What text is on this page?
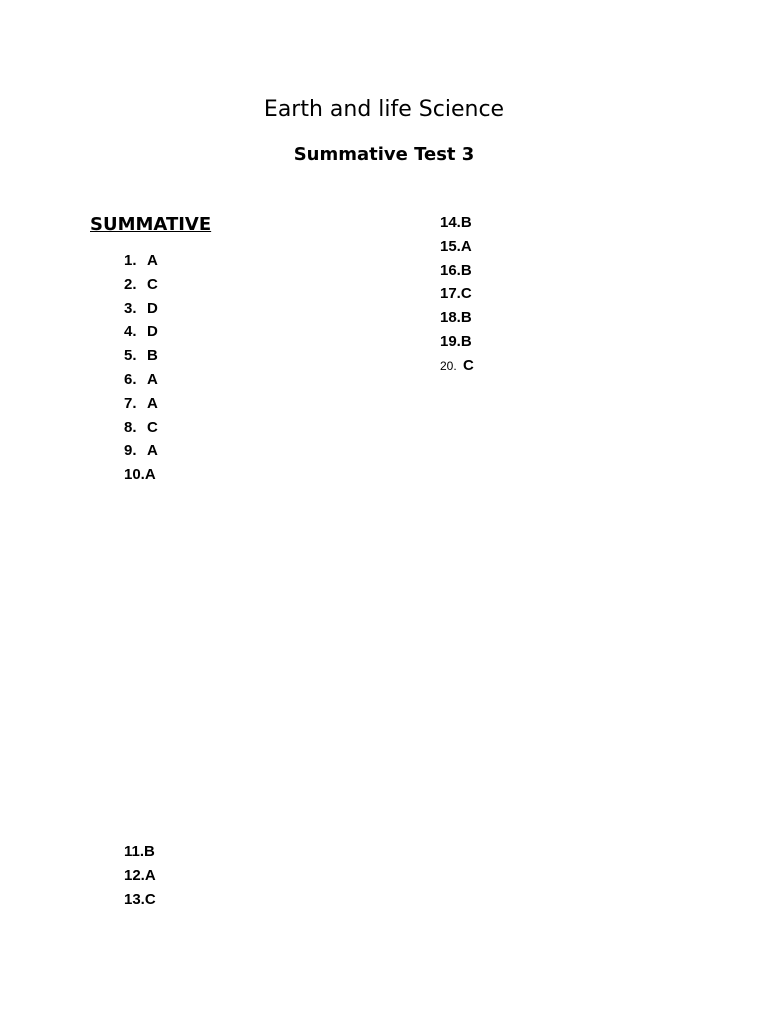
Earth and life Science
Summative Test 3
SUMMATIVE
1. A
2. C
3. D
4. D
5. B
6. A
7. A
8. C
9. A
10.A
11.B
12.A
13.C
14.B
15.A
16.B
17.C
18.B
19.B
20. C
◆ ◆ ◆
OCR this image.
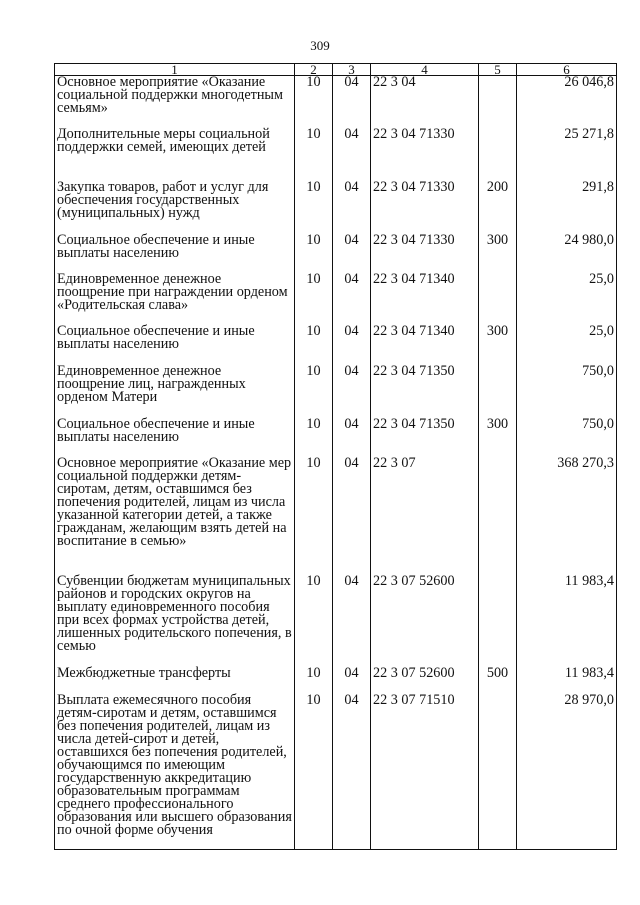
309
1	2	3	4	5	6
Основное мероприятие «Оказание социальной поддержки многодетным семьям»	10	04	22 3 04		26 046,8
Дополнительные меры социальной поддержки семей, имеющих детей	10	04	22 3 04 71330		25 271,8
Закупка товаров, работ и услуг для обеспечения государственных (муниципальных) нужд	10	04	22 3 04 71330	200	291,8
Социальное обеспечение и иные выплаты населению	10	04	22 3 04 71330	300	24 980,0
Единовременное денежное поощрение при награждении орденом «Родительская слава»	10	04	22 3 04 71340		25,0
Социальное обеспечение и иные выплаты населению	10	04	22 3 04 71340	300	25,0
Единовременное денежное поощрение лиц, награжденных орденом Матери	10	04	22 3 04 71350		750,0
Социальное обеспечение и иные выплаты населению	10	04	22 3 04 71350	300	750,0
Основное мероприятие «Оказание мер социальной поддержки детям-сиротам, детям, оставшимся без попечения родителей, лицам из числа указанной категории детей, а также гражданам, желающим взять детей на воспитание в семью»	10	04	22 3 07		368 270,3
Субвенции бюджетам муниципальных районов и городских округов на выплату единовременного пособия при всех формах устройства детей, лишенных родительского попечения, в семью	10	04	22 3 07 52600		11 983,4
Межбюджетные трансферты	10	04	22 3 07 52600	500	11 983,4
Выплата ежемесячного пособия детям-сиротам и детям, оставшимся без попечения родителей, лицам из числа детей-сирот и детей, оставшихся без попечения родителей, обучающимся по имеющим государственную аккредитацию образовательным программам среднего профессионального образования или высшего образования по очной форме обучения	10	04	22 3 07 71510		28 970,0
◆ ◆ ◆
**Short problem:**
Go through the material and copy out every line with "населению" in it.

**Written response:**
Социальное обеспечение и иные выплаты населению	10	04	22 3 04 71330	300	24 980,0
Социальное обеспечение и иные выплаты населению	10	04	22 3 04 71340	300	25,0
Социальное обеспечение и иные выплаты населению	10	04	22 3 04 71350	300	750,0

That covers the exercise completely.